● **DATA LISTING**
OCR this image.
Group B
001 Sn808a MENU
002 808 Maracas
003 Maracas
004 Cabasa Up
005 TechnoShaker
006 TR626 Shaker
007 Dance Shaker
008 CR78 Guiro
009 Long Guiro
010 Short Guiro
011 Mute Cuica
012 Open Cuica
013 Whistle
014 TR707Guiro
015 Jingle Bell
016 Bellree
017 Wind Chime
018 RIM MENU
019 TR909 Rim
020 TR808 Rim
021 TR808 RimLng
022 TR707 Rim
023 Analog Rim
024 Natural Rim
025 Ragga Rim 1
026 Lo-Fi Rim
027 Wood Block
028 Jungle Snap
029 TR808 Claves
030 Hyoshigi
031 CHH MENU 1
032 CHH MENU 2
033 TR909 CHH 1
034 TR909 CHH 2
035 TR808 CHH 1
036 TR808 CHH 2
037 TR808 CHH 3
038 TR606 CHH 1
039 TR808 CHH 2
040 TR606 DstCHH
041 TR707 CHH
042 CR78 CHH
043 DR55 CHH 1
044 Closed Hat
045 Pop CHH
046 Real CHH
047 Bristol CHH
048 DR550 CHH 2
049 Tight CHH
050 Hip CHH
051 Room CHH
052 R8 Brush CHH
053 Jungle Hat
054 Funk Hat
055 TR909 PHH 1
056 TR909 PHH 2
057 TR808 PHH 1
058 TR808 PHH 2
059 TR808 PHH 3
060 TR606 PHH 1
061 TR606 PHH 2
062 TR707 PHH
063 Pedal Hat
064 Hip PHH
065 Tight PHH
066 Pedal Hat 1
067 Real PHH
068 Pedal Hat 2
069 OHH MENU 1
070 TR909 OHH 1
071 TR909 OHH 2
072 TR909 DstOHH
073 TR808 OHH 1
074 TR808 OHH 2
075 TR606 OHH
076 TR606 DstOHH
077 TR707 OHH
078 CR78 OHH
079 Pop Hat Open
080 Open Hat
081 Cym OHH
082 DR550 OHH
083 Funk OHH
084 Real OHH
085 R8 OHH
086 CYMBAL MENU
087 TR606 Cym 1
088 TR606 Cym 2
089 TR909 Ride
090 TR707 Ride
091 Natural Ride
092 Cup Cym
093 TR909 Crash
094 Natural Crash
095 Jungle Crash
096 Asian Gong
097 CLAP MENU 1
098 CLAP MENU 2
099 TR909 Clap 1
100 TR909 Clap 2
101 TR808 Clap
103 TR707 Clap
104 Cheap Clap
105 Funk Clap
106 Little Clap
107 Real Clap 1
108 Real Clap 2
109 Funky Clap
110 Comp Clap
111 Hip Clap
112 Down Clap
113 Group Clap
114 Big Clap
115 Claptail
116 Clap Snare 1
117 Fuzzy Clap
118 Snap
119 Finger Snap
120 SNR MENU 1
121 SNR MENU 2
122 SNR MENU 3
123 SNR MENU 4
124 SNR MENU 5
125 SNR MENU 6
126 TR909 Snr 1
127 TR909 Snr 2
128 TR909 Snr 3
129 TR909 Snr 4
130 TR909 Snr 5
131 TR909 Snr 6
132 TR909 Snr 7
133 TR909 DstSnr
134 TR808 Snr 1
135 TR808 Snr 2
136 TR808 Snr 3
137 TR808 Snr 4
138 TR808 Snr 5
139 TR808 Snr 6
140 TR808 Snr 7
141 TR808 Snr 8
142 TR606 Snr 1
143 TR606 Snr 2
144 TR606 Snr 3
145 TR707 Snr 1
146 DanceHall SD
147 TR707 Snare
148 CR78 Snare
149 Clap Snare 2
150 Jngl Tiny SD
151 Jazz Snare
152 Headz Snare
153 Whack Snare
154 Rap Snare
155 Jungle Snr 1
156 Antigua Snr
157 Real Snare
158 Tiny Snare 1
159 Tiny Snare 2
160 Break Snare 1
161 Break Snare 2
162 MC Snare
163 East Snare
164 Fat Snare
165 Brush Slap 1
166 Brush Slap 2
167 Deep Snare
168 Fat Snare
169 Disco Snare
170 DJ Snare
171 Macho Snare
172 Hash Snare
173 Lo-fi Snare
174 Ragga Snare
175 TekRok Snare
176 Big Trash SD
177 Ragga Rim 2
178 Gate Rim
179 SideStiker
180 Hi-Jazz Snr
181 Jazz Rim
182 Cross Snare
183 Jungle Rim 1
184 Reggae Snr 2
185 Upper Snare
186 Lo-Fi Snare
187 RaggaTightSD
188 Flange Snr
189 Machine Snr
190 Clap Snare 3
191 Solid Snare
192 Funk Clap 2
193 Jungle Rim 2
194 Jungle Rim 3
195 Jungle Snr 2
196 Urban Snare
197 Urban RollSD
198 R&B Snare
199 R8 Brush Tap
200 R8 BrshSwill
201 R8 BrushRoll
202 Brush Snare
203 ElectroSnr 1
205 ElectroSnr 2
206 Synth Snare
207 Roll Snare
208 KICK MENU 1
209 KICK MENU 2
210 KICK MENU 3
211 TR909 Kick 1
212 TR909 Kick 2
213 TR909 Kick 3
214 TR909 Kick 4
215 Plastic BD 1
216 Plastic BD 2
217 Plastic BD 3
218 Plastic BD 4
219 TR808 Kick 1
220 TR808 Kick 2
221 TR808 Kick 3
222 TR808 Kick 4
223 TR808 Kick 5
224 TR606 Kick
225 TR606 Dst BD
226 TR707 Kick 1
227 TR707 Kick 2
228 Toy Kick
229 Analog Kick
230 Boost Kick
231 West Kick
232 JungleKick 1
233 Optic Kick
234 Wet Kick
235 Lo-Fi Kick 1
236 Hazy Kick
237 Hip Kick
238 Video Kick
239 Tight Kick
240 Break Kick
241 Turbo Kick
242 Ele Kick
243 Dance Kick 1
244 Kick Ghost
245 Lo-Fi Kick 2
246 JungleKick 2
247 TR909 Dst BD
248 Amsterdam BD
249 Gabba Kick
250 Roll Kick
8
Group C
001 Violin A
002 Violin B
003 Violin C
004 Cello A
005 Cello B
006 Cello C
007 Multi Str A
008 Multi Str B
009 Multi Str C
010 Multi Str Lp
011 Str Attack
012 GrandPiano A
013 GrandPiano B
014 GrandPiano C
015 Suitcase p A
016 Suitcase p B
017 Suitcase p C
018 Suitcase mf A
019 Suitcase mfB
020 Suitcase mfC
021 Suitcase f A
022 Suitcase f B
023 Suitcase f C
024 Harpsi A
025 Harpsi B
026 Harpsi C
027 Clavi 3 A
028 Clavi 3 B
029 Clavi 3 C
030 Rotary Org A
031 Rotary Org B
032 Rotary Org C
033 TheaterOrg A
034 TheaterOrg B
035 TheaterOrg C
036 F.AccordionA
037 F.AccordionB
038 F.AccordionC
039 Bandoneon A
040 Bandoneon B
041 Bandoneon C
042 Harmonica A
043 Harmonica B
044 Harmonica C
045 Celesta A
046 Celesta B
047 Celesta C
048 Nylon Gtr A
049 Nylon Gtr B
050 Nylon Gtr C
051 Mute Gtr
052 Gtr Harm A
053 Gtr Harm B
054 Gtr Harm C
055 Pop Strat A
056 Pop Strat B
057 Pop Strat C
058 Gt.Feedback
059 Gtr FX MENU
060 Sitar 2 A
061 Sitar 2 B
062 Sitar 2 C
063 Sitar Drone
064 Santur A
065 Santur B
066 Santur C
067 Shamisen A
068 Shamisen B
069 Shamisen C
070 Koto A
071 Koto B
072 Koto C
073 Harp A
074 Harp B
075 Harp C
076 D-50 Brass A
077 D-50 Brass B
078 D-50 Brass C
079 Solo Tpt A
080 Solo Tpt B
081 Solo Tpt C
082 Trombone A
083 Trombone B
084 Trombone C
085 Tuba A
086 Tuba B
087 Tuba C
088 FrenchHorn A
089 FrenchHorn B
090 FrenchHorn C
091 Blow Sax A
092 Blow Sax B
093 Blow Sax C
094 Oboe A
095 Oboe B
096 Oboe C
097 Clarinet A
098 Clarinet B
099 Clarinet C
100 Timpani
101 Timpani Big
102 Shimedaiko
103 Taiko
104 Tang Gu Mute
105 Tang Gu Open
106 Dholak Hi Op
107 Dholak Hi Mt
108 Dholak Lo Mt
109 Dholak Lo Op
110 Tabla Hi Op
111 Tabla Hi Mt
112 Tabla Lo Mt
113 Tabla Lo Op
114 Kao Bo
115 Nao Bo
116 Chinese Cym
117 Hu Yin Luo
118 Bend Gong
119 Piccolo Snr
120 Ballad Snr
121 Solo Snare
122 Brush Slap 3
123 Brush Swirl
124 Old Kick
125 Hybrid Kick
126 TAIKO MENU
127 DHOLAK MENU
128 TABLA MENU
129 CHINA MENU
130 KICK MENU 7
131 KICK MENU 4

● **TASK PROMPT**
Find and count the lines of the data that include the string "Clavi", and report that figure by itself.

● **THE RESPONSE**
3